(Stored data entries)
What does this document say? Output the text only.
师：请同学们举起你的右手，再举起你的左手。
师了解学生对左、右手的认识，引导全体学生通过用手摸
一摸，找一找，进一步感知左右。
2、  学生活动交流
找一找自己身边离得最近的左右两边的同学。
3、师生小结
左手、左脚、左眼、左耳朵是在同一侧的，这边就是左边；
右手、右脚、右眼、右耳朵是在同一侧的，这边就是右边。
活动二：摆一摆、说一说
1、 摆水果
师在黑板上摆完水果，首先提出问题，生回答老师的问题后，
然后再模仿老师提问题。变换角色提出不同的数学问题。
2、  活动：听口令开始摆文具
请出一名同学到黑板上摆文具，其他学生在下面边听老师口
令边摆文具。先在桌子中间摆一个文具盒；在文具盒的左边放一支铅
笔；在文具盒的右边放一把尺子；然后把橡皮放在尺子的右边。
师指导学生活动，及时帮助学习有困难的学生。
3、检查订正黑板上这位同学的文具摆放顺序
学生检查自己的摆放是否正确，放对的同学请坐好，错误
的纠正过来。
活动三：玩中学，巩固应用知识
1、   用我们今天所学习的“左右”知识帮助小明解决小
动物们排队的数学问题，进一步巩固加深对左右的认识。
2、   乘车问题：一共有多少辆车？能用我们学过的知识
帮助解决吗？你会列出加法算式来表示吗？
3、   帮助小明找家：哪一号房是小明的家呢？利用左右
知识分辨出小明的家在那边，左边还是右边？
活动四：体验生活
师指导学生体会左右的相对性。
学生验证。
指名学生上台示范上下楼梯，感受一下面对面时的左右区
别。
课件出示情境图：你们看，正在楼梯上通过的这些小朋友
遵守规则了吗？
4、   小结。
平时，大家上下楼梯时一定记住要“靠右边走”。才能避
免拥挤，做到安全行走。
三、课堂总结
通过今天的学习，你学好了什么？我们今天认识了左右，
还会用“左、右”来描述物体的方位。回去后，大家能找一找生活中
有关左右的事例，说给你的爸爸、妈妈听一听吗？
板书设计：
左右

● **What the task asks**
Make an exact copy of all the data.

● **Answer in full**
What does this document say? Output the text only.
师：请同学们举起你的右手，再举起你的左手。
师了解学生对左、右手的认识，引导全体学生通过用手摸
一摸，找一找，进一步感知左右。
2、  学生活动交流
找一找自己身边离得最近的左右两边的同学。
3、师生小结
左手、左脚、左眼、左耳朵是在同一侧的，这边就是左边；
右手、右脚、右眼、右耳朵是在同一侧的，这边就是右边。
活动二：摆一摆、说一说
1、 摆水果
师在黑板上摆完水果，首先提出问题，生回答老师的问题后，
然后再模仿老师提问题。变换角色提出不同的数学问题。
2、  活动：听口令开始摆文具
请出一名同学到黑板上摆文具，其他学生在下面边听老师口
令边摆文具。先在桌子中间摆一个文具盒；在文具盒的左边放一支铅
笔；在文具盒的右边放一把尺子；然后把橡皮放在尺子的右边。
师指导学生活动，及时帮助学习有困难的学生。
3、检查订正黑板上这位同学的文具摆放顺序
学生检查自己的摆放是否正确，放对的同学请坐好，错误
的纠正过来。
活动三：玩中学，巩固应用知识
1、   用我们今天所学习的“左右”知识帮助小明解决小
动物们排队的数学问题，进一步巩固加深对左右的认识。
2、   乘车问题：一共有多少辆车？能用我们学过的知识
帮助解决吗？你会列出加法算式来表示吗？
3、   帮助小明找家：哪一号房是小明的家呢？利用左右
知识分辨出小明的家在那边，左边还是右边？
活动四：体验生活
师指导学生体会左右的相对性。
学生验证。
指名学生上台示范上下楼梯，感受一下面对面时的左右区
别。
课件出示情境图：你们看，正在楼梯上通过的这些小朋友
遵守规则了吗？
4、   小结。
平时，大家上下楼梯时一定记住要“靠右边走”。才能避
免拥挤，做到安全行走。
三、课堂总结
通过今天的学习，你学好了什么？我们今天认识了左右，
还会用“左、右”来描述物体的方位。回去后，大家能找一找生活中
有关左右的事例，说给你的爸爸、妈妈听一听吗？
板书设计：
左右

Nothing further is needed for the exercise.